**WORK TO COMPLETE:** Reproduce each line exactly.

Start of SUPPLIED MATERIAL

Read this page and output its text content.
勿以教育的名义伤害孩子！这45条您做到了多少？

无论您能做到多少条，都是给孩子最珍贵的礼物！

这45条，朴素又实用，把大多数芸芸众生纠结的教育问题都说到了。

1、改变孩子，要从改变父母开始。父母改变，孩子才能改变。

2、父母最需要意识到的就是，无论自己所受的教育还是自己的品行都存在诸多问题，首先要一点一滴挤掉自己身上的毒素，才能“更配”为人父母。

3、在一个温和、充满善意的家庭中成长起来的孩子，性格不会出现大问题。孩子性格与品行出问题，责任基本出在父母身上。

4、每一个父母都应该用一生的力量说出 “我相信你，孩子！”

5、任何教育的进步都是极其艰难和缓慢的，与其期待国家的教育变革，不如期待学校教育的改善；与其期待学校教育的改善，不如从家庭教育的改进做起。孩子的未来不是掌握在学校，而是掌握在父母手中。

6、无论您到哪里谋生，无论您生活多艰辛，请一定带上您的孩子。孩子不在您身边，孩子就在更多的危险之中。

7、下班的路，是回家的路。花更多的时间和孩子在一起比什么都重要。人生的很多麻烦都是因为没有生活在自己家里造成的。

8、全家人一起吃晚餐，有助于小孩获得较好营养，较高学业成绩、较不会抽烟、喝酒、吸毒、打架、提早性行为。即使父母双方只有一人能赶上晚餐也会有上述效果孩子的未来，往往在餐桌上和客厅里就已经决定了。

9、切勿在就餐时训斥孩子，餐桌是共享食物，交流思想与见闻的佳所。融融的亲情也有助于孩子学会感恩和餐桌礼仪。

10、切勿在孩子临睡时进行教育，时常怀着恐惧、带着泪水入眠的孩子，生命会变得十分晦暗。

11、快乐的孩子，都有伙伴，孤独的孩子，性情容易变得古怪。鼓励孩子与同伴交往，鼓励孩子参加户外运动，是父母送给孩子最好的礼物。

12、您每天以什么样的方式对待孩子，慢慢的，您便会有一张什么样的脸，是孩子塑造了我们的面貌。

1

End of SUPPLIED MATERIAL

**CORRECT RESPONSE:**
Read this page and output its text content.
勿以教育的名义伤害孩子！这45条您做到了多少？

无论您能做到多少条，都是给孩子最珍贵的礼物！

这45条，朴素又实用，把大多数芸芸众生纠结的教育问题都说到了。

1、改变孩子，要从改变父母开始。父母改变，孩子才能改变。

2、父母最需要意识到的就是，无论自己所受的教育还是自己的品行都存在诸多问题，首先要一点一滴挤掉自己身上的毒素，才能“更配”为人父母。

3、在一个温和、充满善意的家庭中成长起来的孩子，性格不会出现大问题。孩子性格与品行出问题，责任基本出在父母身上。

4、每一个父母都应该用一生的力量说出 “我相信你，孩子！”

5、任何教育的进步都是极其艰难和缓慢的，与其期待国家的教育变革，不如期待学校教育的改善；与其期待学校教育的改善，不如从家庭教育的改进做起。孩子的未来不是掌握在学校，而是掌握在父母手中。

6、无论您到哪里谋生，无论您生活多艰辛，请一定带上您的孩子。孩子不在您身边，孩子就在更多的危险之中。

7、下班的路，是回家的路。花更多的时间和孩子在一起比什么都重要。人生的很多麻烦都是因为没有生活在自己家里造成的。

8、全家人一起吃晚餐，有助于小孩获得较好营养，较高学业成绩、较不会抽烟、喝酒、吸毒、打架、提早性行为。即使父母双方只有一人能赶上晚餐也会有上述效果孩子的未来，往往在餐桌上和客厅里就已经决定了。

9、切勿在就餐时训斥孩子，餐桌是共享食物，交流思想与见闻的佳所。融融的亲情也有助于孩子学会感恩和餐桌礼仪。

10、切勿在孩子临睡时进行教育，时常怀着恐惧、带着泪水入眠的孩子，生命会变得十分晦暗。

11、快乐的孩子，都有伙伴，孤独的孩子，性情容易变得古怪。鼓励孩子与同伴交往，鼓励孩子参加户外运动，是父母送给孩子最好的礼物。

12、您每天以什么样的方式对待孩子，慢慢的，您便会有一张什么样的脸，是孩子塑造了我们的面貌。

1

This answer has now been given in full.